>> START DATA FOR THE TASK

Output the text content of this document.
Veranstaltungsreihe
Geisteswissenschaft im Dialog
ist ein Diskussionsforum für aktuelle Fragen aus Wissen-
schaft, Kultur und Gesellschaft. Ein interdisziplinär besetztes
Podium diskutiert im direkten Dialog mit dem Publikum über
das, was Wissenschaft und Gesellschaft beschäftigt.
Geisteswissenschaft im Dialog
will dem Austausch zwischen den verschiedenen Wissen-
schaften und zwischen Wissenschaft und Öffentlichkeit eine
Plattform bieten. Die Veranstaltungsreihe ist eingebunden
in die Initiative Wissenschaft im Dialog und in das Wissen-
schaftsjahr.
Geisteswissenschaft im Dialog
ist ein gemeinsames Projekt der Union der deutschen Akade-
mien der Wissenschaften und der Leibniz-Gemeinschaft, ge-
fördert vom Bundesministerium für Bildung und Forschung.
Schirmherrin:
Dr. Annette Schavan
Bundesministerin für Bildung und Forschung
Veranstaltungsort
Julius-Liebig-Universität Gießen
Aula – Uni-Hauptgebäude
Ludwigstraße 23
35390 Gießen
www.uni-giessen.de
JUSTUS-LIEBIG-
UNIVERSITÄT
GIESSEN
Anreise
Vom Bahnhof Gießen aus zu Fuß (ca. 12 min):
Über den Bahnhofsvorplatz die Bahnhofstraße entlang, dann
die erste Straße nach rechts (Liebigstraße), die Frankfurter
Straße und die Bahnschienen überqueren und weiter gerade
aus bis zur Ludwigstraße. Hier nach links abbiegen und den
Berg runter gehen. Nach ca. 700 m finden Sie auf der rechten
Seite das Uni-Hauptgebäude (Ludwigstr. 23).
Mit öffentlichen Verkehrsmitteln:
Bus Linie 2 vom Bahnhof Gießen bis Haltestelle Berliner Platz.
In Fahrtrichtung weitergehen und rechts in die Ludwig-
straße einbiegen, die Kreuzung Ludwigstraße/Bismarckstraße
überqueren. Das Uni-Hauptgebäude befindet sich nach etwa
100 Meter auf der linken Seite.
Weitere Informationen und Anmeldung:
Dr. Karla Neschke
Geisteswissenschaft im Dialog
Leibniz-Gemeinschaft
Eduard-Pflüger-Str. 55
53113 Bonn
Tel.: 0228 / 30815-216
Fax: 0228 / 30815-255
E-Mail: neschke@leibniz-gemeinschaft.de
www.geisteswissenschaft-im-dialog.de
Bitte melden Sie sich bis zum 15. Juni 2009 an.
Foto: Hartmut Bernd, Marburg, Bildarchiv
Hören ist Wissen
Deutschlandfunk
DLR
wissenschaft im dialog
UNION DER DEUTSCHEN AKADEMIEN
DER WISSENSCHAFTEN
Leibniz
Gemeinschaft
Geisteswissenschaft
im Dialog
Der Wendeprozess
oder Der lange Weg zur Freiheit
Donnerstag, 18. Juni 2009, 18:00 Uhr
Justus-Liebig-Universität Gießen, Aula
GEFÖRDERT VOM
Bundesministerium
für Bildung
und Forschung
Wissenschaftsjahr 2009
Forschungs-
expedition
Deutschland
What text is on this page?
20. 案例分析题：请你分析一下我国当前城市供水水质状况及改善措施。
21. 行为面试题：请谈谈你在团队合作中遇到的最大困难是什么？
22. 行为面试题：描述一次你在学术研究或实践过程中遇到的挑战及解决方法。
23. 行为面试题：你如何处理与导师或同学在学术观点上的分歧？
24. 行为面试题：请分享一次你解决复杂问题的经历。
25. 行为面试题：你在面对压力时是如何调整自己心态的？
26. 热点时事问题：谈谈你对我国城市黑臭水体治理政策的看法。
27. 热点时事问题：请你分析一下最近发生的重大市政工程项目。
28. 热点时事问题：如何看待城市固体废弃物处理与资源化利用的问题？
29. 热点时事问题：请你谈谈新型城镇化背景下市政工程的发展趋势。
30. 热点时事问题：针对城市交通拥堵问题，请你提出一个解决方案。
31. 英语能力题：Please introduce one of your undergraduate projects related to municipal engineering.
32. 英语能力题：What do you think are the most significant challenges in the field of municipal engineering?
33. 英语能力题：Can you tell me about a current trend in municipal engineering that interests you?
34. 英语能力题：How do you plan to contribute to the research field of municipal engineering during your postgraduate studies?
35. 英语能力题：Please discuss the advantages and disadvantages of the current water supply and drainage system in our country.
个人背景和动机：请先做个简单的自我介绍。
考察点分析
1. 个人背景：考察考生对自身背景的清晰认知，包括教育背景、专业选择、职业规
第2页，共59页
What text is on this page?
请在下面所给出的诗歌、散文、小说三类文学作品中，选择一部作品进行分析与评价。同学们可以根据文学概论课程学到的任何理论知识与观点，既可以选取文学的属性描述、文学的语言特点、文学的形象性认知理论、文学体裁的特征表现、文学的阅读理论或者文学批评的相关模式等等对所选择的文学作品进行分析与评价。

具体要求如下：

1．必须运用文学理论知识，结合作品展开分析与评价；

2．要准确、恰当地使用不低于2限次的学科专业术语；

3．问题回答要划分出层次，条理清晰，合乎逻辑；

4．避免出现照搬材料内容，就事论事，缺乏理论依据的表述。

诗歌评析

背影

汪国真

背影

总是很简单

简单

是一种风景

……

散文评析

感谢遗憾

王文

>> END DATA FOR THE TASK

## [WHAT TO WORK ON]
Count how many lines in the data above hold the string "your", and give the number with no other words.

## [OUTPUT]
2